— The task —
Please quote every line word for word.

— Dataset items —
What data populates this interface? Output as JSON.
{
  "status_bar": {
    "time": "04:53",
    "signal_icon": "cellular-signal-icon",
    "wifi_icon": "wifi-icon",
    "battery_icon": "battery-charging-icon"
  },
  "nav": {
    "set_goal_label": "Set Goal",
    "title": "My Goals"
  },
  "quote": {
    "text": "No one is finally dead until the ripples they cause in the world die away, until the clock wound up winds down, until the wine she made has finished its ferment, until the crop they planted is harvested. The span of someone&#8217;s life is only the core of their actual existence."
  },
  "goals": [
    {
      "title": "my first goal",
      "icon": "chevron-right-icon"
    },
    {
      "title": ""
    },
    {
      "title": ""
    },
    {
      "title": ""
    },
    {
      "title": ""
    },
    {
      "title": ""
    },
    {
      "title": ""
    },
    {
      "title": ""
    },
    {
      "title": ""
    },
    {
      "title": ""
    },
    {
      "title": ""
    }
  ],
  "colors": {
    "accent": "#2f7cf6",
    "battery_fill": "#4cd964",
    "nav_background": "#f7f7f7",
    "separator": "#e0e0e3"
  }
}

— Completed exercise —
What data populates this interface? Output as JSON.
{
  "status_bar": {
    "time": "04:53",
    "signal_icon": "cellular-signal-icon",
    "wifi_icon": "wifi-icon",
    "battery_icon": "battery-charging-icon"
  },
  "nav": {
    "set_goal_label": "Set Goal",
    "title": "My Goals"
  },
  "quote": {
    "text": "No one is finally dead until the ripples they cause in the world die away, until the clock wound up winds down, until the wine she made has finished its ferment, until the crop they planted is harvested. The span of someone&#8217;s life is only the core of their actual existence."
  },
  "goals": [
    {
      "title": "my first goal",
      "icon": "chevron-right-icon"
    },
    {
      "title": ""
    },
    {
      "title": ""
    },
    {
      "title": ""
    },
    {
      "title": ""
    },
    {
      "title": ""
    },
    {
      "title": ""
    },
    {
      "title": ""
    },
    {
      "title": ""
    },
    {
      "title": ""
    },
    {
      "title": ""
    }
  ],
  "colors": {
    "accent": "#2f7cf6",
    "battery_fill": "#4cd964",
    "nav_background": "#f7f7f7",
    "separator": "#e0e0e3"
  }
}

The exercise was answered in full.